* Short exercise
Give an exact copy of every line, leaving images out.

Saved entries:
++++
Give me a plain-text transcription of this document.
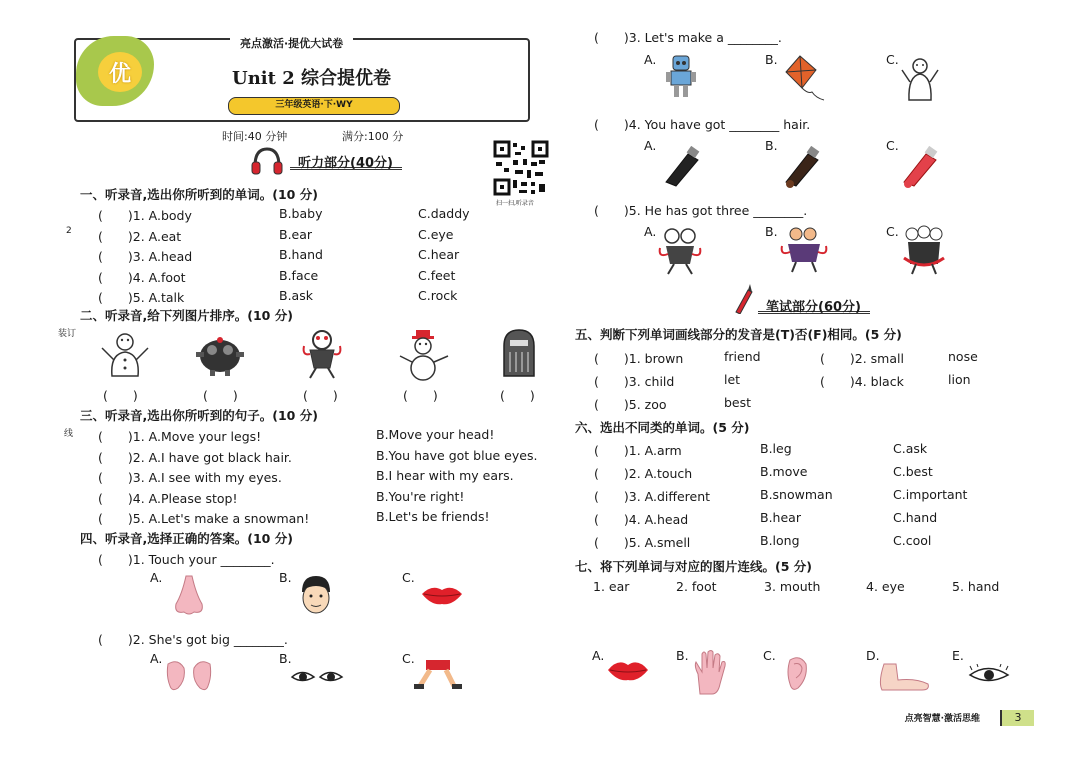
2
装订
线
优
亮点激活·提优大试卷
Unit 2 综合提优卷
三年级英语·下·WY
时间:40 分钟	满分:100 分
扫一扫,听录音
听力部分(40分)
一、听录音,选出你所听到的单词。(10 分)
(　　)1. A.body	B.baby	C.daddy
(　　)2. A.eat	B.ear	C.eye
(　　)3. A.head	B.hand	C.hear
(　　)4. A.foot	B.face	C.feet
(　　)5. A.talk	B.ask	C.rock
二、听录音,给下列图片排序。(10 分)
(　　)	(　　)	(　　)	(　　)	(　　)
三、听录音,选出你所听到的句子。(10 分)
(　　)1. A.Move your legs!	B.Move your head!
(　　)2. A.I have got black hair.	B.You have got blue eyes.
(　　)3. A.I see with my eyes.	B.I hear with my ears.
(　　)4. A.Please stop!	B.You're right!
(　　)5. A.Let's make a snowman!	B.Let's be friends!
四、听录音,选择正确的答案。(10 分)
(　　)1. Touch your ________.
A.	B.	C.
(　　)2. She's got big ________.
A.	B.	C.
(　　)3. Let's make a ________.
A.	B.	C.
(　　)4. You have got ________ hair.
A.	B.	C.
(　　)5. He has got three ________.
A.	B.	C.
笔试部分(60分)
五、判断下列单词画线部分的发音是(T)否(F)相同。(5 分)
(　　)1. brown	friend	(　　)2. small	nose
(　　)3. child	let	(　　)4. black	lion
(　　)5. zoo	best
六、选出不同类的单词。(5 分)
(　　)1. A.arm	B.leg	C.ask
(　　)2. A.touch	B.move	C.best
(　　)3. A.different	B.snowman	C.important
(　　)4. A.head	B.hear	C.hand
(　　)5. A.smell	B.long	C.cool
七、将下列单词与对应的图片连线。(5 分)
1. ear	2. foot	3. mouth	4. eye	5. hand
A.	B.	C.	D.	E.
点亮智慧·激活思维	3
++++
* Result
Give me a plain-text transcription of this document.
2
装订
线
优
亮点激活·提优大试卷
Unit 2 综合提优卷
三年级英语·下·WY
时间:40 分钟	满分:100 分
扫一扫,听录音
听力部分(40分)
一、听录音,选出你所听到的单词。(10 分)
(　　)1. A.body	B.baby	C.daddy
(　　)2. A.eat	B.ear	C.eye
(　　)3. A.head	B.hand	C.hear
(　　)4. A.foot	B.face	C.feet
(　　)5. A.talk	B.ask	C.rock
二、听录音,给下列图片排序。(10 分)
(　　)	(　　)	(　　)	(　　)	(　　)
三、听录音,选出你所听到的句子。(10 分)
(　　)1. A.Move your legs!	B.Move your head!
(　　)2. A.I have got black hair.	B.You have got blue eyes.
(　　)3. A.I see with my eyes.	B.I hear with my ears.
(　　)4. A.Please stop!	B.You're right!
(　　)5. A.Let's make a snowman!	B.Let's be friends!
四、听录音,选择正确的答案。(10 分)
(　　)1. Touch your ________.
A.	B.	C.
(　　)2. She's got big ________.
A.	B.	C.
(　　)3. Let's make a ________.
A.	B.	C.
(　　)4. You have got ________ hair.
A.	B.	C.
(　　)5. He has got three ________.
A.	B.	C.
笔试部分(60分)
五、判断下列单词画线部分的发音是(T)否(F)相同。(5 分)
(　　)1. brown	friend	(　　)2. small	nose
(　　)3. child	let	(　　)4. black	lion
(　　)5. zoo	best
六、选出不同类的单词。(5 分)
(　　)1. A.arm	B.leg	C.ask
(　　)2. A.touch	B.move	C.best
(　　)3. A.different	B.snowman	C.important
(　　)4. A.head	B.hear	C.hand
(　　)5. A.smell	B.long	C.cool
七、将下列单词与对应的图片连线。(5 分)
1. ear	2. foot	3. mouth	4. eye	5. hand
A.	B.	C.	D.	E.
点亮智慧·激活思维	3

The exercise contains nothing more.